▸ **What is required**: Write out the material exactly, with the pictures left out.
── Dataset extract ──
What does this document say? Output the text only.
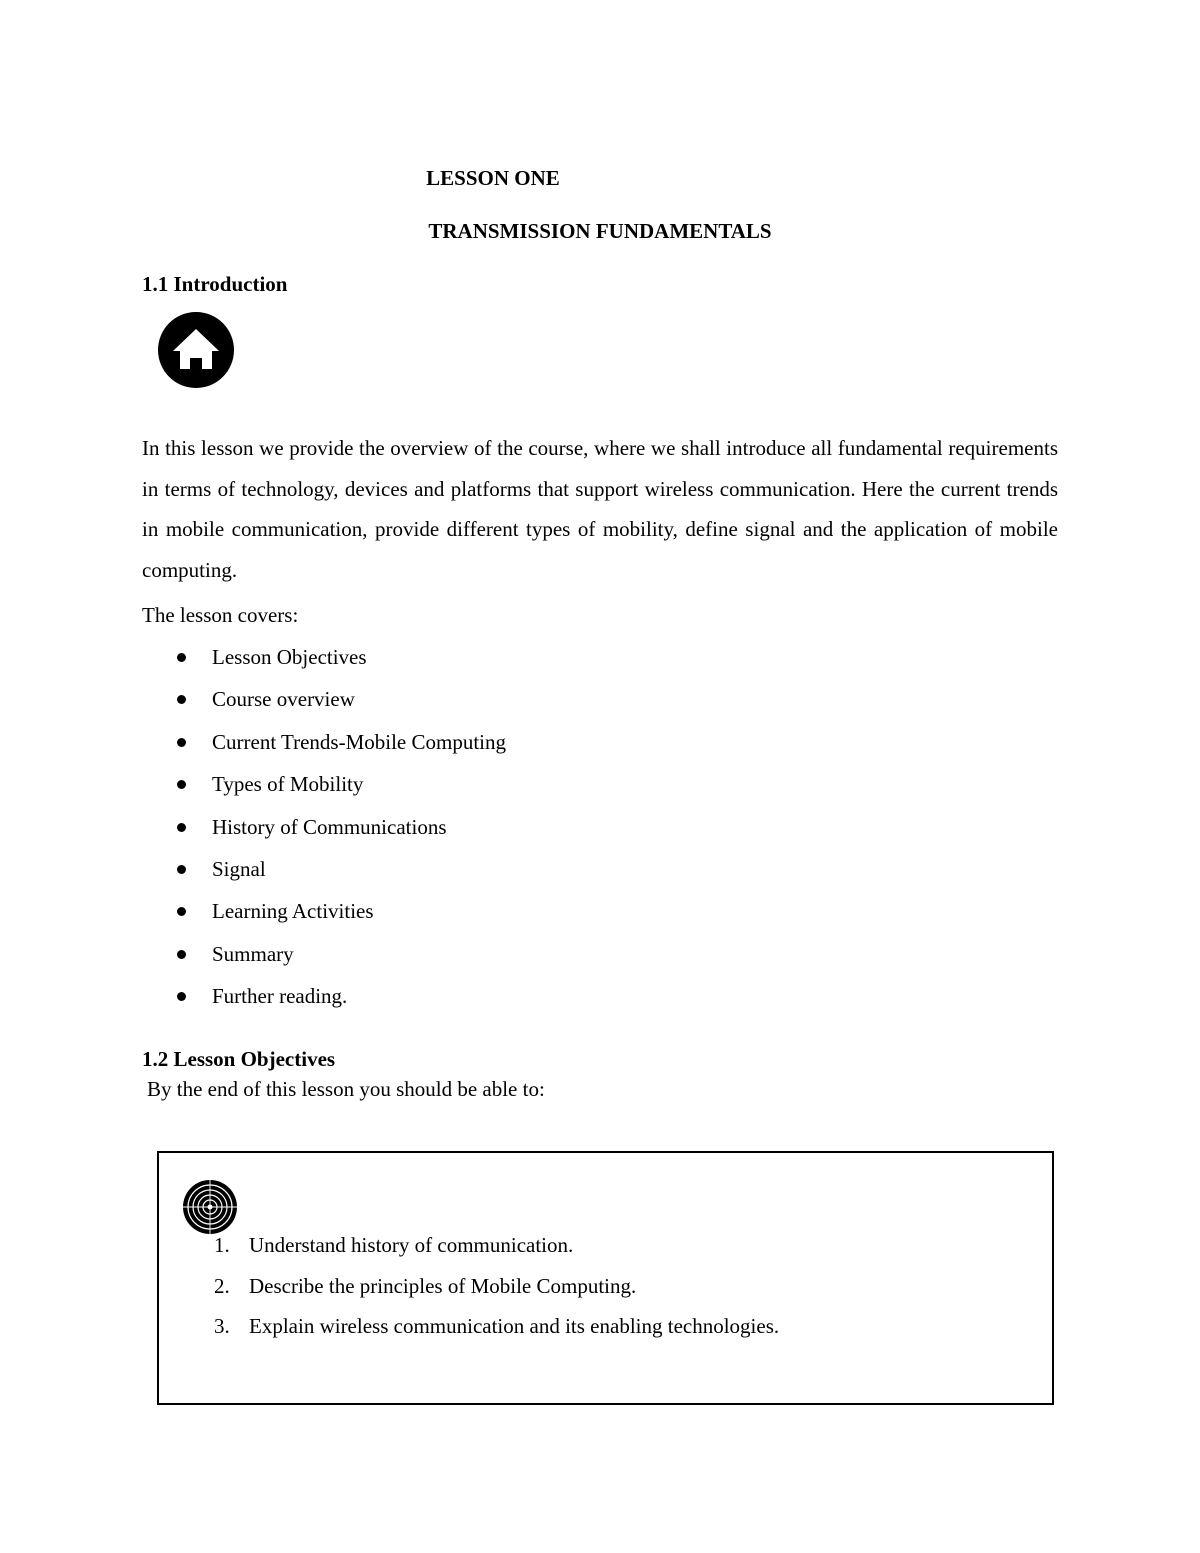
LESSON ONE
TRANSMISSION FUNDAMENTALS
1.1 Introduction

In this lesson we provide the overview of the course, where we shall introduce all fundamental requirements in terms of technology, devices and platforms that support wireless communication. Here the current trends in mobile communication, provide different types of mobility, define signal and the application of mobile computing.

The lesson covers:

Lesson Objectives
Course overview
Current Trends-Mobile Computing
Types of Mobility
History of Communications
Signal
Learning Activities
Summary
Further reading.
1.2 Lesson Objectives

By the end of this lesson you should be able to:

1. Understand history of communication.
2. Describe the principles of Mobile Computing.
3. Explain wireless communication and its enabling technologies.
───
▸ **Reply to the task**:
What does this document say? Output the text only.
LESSON ONE
TRANSMISSION FUNDAMENTALS
1.1 Introduction

In this lesson we provide the overview of the course, where we shall introduce all fundamental requirements in terms of technology, devices and platforms that support wireless communication. Here the current trends in mobile communication, provide different types of mobility, define signal and the application of mobile computing.

The lesson covers:

Lesson Objectives
Course overview
Current Trends-Mobile Computing
Types of Mobility
History of Communications
Signal
Learning Activities
Summary
Further reading.
1.2 Lesson Objectives

By the end of this lesson you should be able to:

1. Understand history of communication.
2. Describe the principles of Mobile Computing.
3. Explain wireless communication and its enabling technologies.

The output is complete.